***** Data

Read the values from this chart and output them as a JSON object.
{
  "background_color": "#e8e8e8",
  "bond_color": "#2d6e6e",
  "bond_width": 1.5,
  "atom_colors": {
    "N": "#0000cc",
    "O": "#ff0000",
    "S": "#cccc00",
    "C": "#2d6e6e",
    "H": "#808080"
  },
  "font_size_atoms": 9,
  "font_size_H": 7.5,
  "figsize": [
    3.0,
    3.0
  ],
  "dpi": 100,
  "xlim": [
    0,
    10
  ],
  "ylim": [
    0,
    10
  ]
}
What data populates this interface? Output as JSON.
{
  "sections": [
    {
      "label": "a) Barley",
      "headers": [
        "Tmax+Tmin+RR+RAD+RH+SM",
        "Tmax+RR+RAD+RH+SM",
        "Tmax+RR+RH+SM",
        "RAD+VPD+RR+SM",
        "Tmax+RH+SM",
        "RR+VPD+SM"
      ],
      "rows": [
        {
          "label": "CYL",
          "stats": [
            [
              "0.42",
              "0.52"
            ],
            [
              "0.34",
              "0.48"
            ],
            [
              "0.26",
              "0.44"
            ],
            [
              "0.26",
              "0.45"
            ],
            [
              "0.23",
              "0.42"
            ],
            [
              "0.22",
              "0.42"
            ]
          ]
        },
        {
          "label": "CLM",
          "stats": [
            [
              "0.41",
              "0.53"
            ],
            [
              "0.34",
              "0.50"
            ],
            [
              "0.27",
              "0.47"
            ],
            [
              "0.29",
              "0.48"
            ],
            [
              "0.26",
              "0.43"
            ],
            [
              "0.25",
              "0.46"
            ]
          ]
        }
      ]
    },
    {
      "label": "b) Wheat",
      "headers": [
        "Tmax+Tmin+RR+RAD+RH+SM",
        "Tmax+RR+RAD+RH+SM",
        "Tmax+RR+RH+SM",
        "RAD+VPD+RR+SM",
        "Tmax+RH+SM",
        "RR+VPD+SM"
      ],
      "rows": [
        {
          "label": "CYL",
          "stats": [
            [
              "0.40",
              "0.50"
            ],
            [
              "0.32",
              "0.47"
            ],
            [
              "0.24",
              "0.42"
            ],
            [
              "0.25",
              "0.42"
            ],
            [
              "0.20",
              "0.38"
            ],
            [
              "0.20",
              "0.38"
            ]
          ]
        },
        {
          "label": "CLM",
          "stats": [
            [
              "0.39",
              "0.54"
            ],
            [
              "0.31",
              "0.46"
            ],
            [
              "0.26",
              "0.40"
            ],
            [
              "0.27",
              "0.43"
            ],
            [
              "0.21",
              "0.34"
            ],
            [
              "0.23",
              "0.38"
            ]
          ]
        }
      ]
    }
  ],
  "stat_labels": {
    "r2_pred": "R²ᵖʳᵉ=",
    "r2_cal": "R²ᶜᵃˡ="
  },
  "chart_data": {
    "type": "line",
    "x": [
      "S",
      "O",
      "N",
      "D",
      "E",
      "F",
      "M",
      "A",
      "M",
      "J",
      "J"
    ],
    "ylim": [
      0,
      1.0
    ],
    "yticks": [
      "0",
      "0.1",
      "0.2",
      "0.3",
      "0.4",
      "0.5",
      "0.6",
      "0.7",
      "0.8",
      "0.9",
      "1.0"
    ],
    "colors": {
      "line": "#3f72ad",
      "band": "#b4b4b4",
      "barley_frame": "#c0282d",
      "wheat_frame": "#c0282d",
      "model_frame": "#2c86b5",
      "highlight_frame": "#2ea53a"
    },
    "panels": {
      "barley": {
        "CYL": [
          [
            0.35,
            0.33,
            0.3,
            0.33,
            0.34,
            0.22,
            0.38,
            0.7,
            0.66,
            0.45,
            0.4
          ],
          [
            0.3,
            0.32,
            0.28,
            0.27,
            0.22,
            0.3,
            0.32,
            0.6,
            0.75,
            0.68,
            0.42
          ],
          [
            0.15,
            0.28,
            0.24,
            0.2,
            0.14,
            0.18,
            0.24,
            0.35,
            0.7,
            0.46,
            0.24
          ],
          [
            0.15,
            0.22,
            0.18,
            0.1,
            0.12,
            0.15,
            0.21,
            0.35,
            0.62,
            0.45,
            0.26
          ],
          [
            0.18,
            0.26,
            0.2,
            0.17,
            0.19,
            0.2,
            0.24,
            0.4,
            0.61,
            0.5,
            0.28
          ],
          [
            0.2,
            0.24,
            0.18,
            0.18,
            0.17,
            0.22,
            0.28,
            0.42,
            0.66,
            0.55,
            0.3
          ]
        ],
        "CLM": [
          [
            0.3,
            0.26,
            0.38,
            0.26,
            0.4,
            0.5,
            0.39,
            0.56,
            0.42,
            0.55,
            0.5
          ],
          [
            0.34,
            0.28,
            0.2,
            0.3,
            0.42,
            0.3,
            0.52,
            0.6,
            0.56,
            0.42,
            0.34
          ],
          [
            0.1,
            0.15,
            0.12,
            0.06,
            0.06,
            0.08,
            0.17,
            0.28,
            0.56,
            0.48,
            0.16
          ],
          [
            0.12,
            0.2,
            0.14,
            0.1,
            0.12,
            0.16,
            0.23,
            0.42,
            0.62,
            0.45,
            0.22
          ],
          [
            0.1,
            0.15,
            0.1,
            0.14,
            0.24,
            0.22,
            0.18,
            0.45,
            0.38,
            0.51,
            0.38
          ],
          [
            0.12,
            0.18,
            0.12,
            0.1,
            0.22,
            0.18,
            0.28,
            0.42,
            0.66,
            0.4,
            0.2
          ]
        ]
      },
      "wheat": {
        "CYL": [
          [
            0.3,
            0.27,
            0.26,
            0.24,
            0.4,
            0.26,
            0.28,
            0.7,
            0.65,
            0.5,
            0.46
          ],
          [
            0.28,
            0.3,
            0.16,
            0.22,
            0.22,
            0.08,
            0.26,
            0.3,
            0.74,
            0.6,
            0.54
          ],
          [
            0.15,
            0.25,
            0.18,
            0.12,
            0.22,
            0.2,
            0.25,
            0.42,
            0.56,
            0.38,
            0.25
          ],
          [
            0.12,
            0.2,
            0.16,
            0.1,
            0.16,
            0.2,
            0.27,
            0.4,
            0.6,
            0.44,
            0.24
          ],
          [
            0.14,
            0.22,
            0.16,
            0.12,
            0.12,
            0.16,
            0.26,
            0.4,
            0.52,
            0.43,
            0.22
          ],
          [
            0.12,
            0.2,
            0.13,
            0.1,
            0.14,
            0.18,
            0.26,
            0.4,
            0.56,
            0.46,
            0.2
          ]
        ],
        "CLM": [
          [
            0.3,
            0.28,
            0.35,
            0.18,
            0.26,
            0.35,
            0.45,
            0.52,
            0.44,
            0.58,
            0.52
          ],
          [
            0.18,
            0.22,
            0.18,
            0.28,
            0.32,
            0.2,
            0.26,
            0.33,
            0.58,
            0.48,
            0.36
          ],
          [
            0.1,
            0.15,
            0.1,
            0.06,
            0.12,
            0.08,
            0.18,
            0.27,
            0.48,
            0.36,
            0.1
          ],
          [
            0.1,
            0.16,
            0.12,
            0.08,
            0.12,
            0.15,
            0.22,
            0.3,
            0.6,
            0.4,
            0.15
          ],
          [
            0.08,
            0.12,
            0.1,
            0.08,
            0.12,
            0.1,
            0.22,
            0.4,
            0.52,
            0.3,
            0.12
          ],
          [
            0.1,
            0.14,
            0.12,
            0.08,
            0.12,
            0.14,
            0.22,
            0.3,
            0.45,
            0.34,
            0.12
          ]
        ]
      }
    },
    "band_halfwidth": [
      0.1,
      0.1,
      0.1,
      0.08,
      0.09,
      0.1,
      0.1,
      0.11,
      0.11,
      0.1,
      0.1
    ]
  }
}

**********

**What needs to be done**
Reproduce the material above exactly; please quote every line of it.

**Written solution**
Read the values from this chart and output them as a JSON object.
{
  "background_color": "#e8e8e8",
  "bond_color": "#2d6e6e",
  "bond_width": 1.5,
  "atom_colors": {
    "N": "#0000cc",
    "O": "#ff0000",
    "S": "#cccc00",
    "C": "#2d6e6e",
    "H": "#808080"
  },
  "font_size_atoms": 9,
  "font_size_H": 7.5,
  "figsize": [
    3.0,
    3.0
  ],
  "dpi": 100,
  "xlim": [
    0,
    10
  ],
  "ylim": [
    0,
    10
  ]
}
What data populates this interface? Output as JSON.
{
  "sections": [
    {
      "label": "a) Barley",
      "headers": [
        "Tmax+Tmin+RR+RAD+RH+SM",
        "Tmax+RR+RAD+RH+SM",
        "Tmax+RR+RH+SM",
        "RAD+VPD+RR+SM",
        "Tmax+RH+SM",
        "RR+VPD+SM"
      ],
      "rows": [
        {
          "label": "CYL",
          "stats": [
            [
              "0.42",
              "0.52"
            ],
            [
              "0.34",
              "0.48"
            ],
            [
              "0.26",
              "0.44"
            ],
            [
              "0.26",
              "0.45"
            ],
            [
              "0.23",
              "0.42"
            ],
            [
              "0.22",
              "0.42"
            ]
          ]
        },
        {
          "label": "CLM",
          "stats": [
            [
              "0.41",
              "0.53"
            ],
            [
              "0.34",
              "0.50"
            ],
            [
              "0.27",
              "0.47"
            ],
            [
              "0.29",
              "0.48"
            ],
            [
              "0.26",
              "0.43"
            ],
            [
              "0.25",
              "0.46"
            ]
          ]
        }
      ]
    },
    {
      "label": "b) Wheat",
      "headers": [
        "Tmax+Tmin+RR+RAD+RH+SM",
        "Tmax+RR+RAD+RH+SM",
        "Tmax+RR+RH+SM",
        "RAD+VPD+RR+SM",
        "Tmax+RH+SM",
        "RR+VPD+SM"
      ],
      "rows": [
        {
          "label": "CYL",
          "stats": [
            [
              "0.40",
              "0.50"
            ],
            [
              "0.32",
              "0.47"
            ],
            [
              "0.24",
              "0.42"
            ],
            [
              "0.25",
              "0.42"
            ],
            [
              "0.20",
              "0.38"
            ],
            [
              "0.20",
              "0.38"
            ]
          ]
        },
        {
          "label": "CLM",
          "stats": [
            [
              "0.39",
              "0.54"
            ],
            [
              "0.31",
              "0.46"
            ],
            [
              "0.26",
              "0.40"
            ],
            [
              "0.27",
              "0.43"
            ],
            [
              "0.21",
              "0.34"
            ],
            [
              "0.23",
              "0.38"
            ]
          ]
        }
      ]
    }
  ],
  "stat_labels": {
    "r2_pred": "R²ᵖʳᵉ=",
    "r2_cal": "R²ᶜᵃˡ="
  },
  "chart_data": {
    "type": "line",
    "x": [
      "S",
      "O",
      "N",
      "D",
      "E",
      "F",
      "M",
      "A",
      "M",
      "J",
      "J"
    ],
    "ylim": [
      0,
      1.0
    ],
    "yticks": [
      "0",
      "0.1",
      "0.2",
      "0.3",
      "0.4",
      "0.5",
      "0.6",
      "0.7",
      "0.8",
      "0.9",
      "1.0"
    ],
    "colors": {
      "line": "#3f72ad",
      "band": "#b4b4b4",
      "barley_frame": "#c0282d",
      "wheat_frame": "#c0282d",
      "model_frame": "#2c86b5",
      "highlight_frame": "#2ea53a"
    },
    "panels": {
      "barley": {
        "CYL": [
          [
            0.35,
            0.33,
            0.3,
            0.33,
            0.34,
            0.22,
            0.38,
            0.7,
            0.66,
            0.45,
            0.4
          ],
          [
            0.3,
            0.32,
            0.28,
            0.27,
            0.22,
            0.3,
            0.32,
            0.6,
            0.75,
            0.68,
            0.42
          ],
          [
            0.15,
            0.28,
            0.24,
            0.2,
            0.14,
            0.18,
            0.24,
            0.35,
            0.7,
            0.46,
            0.24
          ],
          [
            0.15,
            0.22,
            0.18,
            0.1,
            0.12,
            0.15,
            0.21,
            0.35,
            0.62,
            0.45,
            0.26
          ],
          [
            0.18,
            0.26,
            0.2,
            0.17,
            0.19,
            0.2,
            0.24,
            0.4,
            0.61,
            0.5,
            0.28
          ],
          [
            0.2,
            0.24,
            0.18,
            0.18,
            0.17,
            0.22,
            0.28,
            0.42,
            0.66,
            0.55,
            0.3
          ]
        ],
        "CLM": [
          [
            0.3,
            0.26,
            0.38,
            0.26,
            0.4,
            0.5,
            0.39,
            0.56,
            0.42,
            0.55,
            0.5
          ],
          [
            0.34,
            0.28,
            0.2,
            0.3,
            0.42,
            0.3,
            0.52,
            0.6,
            0.56,
            0.42,
            0.34
          ],
          [
            0.1,
            0.15,
            0.12,
            0.06,
            0.06,
            0.08,
            0.17,
            0.28,
            0.56,
            0.48,
            0.16
          ],
          [
            0.12,
            0.2,
            0.14,
            0.1,
            0.12,
            0.16,
            0.23,
            0.42,
            0.62,
            0.45,
            0.22
          ],
          [
            0.1,
            0.15,
            0.1,
            0.14,
            0.24,
            0.22,
            0.18,
            0.45,
            0.38,
            0.51,
            0.38
          ],
          [
            0.12,
            0.18,
            0.12,
            0.1,
            0.22,
            0.18,
            0.28,
            0.42,
            0.66,
            0.4,
            0.2
          ]
        ]
      },
      "wheat": {
        "CYL": [
          [
            0.3,
            0.27,
            0.26,
            0.24,
            0.4,
            0.26,
            0.28,
            0.7,
            0.65,
            0.5,
            0.46
          ],
          [
            0.28,
            0.3,
            0.16,
            0.22,
            0.22,
            0.08,
            0.26,
            0.3,
            0.74,
            0.6,
            0.54
          ],
          [
            0.15,
            0.25,
            0.18,
            0.12,
            0.22,
            0.2,
            0.25,
            0.42,
            0.56,
            0.38,
            0.25
          ],
          [
            0.12,
            0.2,
            0.16,
            0.1,
            0.16,
            0.2,
            0.27,
            0.4,
            0.6,
            0.44,
            0.24
          ],
          [
            0.14,
            0.22,
            0.16,
            0.12,
            0.12,
            0.16,
            0.26,
            0.4,
            0.52,
            0.43,
            0.22
          ],
          [
            0.12,
            0.2,
            0.13,
            0.1,
            0.14,
            0.18,
            0.26,
            0.4,
            0.56,
            0.46,
            0.2
          ]
        ],
        "CLM": [
          [
            0.3,
            0.28,
            0.35,
            0.18,
            0.26,
            0.35,
            0.45,
            0.52,
            0.44,
            0.58,
            0.52
          ],
          [
            0.18,
            0.22,
            0.18,
            0.28,
            0.32,
            0.2,
            0.26,
            0.33,
            0.58,
            0.48,
            0.36
          ],
          [
            0.1,
            0.15,
            0.1,
            0.06,
            0.12,
            0.08,
            0.18,
            0.27,
            0.48,
            0.36,
            0.1
          ],
          [
            0.1,
            0.16,
            0.12,
            0.08,
            0.12,
            0.15,
            0.22,
            0.3,
            0.6,
            0.4,
            0.15
          ],
          [
            0.08,
            0.12,
            0.1,
            0.08,
            0.12,
            0.1,
            0.22,
            0.4,
            0.52,
            0.3,
            0.12
          ],
          [
            0.1,
            0.14,
            0.12,
            0.08,
            0.12,
            0.14,
            0.22,
            0.3,
            0.45,
            0.34,
            0.12
          ]
        ]
      }
    },
    "band_halfwidth": [
      0.1,
      0.1,
      0.1,
      0.08,
      0.09,
      0.1,
      0.1,
      0.11,
      0.11,
      0.1,
      0.1
    ]
  }
}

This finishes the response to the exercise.